++++ Record excerpts ++++

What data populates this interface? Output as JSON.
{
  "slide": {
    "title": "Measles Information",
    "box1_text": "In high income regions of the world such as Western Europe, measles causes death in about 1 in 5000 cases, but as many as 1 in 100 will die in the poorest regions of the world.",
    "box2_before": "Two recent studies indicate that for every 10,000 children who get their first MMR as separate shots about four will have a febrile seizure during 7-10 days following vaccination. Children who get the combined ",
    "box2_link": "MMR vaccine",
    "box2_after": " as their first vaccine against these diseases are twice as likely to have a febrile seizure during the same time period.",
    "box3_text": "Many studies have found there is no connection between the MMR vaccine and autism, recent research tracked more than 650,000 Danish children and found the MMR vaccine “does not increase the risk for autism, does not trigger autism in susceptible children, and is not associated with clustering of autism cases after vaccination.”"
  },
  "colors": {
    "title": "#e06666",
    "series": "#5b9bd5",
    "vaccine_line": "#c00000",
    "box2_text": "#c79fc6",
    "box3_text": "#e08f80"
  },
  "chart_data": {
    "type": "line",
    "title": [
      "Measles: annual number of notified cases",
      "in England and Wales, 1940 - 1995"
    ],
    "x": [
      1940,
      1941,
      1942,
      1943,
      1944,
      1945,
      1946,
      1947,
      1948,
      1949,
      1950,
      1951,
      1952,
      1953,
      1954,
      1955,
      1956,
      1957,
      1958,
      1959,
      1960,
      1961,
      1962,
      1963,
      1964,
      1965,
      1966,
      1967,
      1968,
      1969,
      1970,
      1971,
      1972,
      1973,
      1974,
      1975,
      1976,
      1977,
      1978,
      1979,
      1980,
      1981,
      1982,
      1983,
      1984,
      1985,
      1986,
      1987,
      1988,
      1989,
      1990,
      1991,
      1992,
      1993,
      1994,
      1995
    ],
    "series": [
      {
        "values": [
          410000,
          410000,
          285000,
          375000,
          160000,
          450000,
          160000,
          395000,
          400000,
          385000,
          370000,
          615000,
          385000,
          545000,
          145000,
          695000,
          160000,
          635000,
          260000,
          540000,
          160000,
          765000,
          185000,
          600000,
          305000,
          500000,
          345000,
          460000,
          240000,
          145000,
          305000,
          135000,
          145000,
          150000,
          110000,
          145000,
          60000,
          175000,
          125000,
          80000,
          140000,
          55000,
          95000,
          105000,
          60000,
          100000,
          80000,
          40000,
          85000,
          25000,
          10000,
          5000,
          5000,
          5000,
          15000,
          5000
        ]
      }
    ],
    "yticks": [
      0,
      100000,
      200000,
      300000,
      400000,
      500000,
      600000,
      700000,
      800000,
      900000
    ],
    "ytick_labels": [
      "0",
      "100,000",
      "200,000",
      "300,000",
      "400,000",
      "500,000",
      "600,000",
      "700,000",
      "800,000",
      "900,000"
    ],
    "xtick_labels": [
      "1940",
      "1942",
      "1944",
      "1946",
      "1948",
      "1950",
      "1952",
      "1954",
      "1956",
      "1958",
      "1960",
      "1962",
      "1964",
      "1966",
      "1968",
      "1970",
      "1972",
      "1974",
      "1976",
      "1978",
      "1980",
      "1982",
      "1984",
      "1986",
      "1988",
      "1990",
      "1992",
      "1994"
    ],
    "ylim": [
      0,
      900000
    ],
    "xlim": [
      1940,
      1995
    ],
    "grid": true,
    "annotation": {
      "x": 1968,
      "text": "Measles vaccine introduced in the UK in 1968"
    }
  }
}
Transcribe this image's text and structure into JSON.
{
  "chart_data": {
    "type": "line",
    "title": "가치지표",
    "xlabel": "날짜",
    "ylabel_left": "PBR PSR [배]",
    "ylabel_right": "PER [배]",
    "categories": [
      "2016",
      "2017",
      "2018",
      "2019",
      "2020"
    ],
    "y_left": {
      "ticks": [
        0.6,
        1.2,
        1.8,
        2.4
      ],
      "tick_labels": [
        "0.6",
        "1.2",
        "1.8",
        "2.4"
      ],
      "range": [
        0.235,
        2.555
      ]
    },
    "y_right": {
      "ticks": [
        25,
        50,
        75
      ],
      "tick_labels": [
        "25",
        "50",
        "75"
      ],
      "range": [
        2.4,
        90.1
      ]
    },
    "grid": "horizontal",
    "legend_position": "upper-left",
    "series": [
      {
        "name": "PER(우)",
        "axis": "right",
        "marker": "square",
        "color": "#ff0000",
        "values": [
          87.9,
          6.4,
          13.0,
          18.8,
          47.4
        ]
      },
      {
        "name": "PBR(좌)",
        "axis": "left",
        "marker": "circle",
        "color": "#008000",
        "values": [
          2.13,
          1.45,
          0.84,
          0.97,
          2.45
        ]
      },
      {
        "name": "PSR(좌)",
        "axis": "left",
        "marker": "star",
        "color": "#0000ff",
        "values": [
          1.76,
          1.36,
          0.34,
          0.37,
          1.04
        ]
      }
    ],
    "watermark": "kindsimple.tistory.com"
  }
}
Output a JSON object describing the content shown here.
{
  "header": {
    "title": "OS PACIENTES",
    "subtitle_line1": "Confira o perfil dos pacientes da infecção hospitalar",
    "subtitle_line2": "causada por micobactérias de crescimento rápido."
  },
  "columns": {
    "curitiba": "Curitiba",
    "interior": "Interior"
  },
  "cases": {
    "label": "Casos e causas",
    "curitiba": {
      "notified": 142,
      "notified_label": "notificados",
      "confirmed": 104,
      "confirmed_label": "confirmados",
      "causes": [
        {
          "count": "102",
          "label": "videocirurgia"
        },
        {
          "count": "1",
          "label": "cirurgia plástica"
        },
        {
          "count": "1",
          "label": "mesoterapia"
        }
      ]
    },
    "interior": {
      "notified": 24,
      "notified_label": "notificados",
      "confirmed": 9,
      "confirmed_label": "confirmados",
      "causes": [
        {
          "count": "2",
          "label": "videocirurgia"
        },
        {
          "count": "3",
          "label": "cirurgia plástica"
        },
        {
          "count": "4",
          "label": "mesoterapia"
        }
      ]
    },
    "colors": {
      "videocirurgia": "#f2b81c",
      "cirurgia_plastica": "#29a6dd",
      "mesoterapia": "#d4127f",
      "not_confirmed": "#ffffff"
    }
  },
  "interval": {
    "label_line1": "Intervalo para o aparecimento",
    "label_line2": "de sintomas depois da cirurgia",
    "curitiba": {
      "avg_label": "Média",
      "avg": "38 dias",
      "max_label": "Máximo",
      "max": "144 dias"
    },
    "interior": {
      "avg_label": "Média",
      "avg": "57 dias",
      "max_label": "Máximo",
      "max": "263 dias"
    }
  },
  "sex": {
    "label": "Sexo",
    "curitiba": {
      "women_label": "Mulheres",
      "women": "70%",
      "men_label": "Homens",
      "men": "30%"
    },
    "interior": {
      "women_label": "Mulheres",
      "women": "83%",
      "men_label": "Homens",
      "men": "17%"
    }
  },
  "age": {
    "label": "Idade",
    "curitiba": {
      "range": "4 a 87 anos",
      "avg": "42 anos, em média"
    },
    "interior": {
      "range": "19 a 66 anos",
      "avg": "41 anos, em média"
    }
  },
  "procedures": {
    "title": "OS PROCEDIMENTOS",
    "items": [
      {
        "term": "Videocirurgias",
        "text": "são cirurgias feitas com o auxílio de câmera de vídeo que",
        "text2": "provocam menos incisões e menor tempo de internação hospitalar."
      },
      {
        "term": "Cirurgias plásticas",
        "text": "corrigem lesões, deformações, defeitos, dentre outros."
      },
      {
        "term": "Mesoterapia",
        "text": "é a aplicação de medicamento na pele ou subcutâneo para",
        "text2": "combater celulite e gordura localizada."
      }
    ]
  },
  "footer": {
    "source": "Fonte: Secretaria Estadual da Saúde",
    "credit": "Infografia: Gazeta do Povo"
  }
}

++++

Filter the entries and copy out every line with the word "their".

Response for this exercise
    "box2_before": "Two recent studies indicate that for every 10,000 children who get their first MMR as separate shots about four will have a febrile seizure during 7-10 days following vaccination. Children who get the combined ",
    "box2_after": " as their first vaccine against these diseases are twice as likely to have a febrile seizure during the same time period.",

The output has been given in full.